## WORK REQUIRED:
Review the lines that follow and copy each one that contains the word "frac".

## DATA IN THIS EXERCISE:
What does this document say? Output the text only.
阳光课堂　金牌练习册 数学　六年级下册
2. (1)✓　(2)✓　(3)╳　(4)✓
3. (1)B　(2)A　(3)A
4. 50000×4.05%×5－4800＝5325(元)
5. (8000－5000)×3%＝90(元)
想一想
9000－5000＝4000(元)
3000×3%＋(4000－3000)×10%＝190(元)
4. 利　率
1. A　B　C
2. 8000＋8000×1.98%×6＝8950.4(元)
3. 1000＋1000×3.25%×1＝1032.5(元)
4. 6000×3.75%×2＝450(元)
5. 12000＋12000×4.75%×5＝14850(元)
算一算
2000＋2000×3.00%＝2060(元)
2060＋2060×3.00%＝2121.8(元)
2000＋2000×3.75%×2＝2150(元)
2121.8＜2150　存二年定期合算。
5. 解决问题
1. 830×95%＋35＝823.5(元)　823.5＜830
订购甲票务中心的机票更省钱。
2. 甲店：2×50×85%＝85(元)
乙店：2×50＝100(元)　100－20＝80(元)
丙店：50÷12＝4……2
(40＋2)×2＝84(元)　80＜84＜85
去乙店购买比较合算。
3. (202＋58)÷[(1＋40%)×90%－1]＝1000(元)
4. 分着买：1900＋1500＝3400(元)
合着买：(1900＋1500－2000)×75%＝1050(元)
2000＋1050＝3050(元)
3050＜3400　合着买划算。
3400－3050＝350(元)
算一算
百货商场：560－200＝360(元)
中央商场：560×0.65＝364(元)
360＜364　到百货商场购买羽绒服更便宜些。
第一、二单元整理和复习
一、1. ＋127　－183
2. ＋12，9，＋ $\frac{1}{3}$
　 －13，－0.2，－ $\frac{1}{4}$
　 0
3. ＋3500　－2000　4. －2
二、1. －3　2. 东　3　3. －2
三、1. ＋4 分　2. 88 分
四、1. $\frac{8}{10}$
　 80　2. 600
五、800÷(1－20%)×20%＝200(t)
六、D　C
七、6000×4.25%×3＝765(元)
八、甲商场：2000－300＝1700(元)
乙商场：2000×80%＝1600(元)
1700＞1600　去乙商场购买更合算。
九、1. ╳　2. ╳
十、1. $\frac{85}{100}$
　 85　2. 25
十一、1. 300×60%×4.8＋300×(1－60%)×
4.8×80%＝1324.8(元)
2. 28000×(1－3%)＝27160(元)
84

## ANSWER FOR THIS EXERCISE:
2. ＋12，9，＋ $\frac{1}{3}$
　 －13，－0.2，－ $\frac{1}{4}$
四、1. $\frac{8}{10}$
十、1. $\frac{85}{100}$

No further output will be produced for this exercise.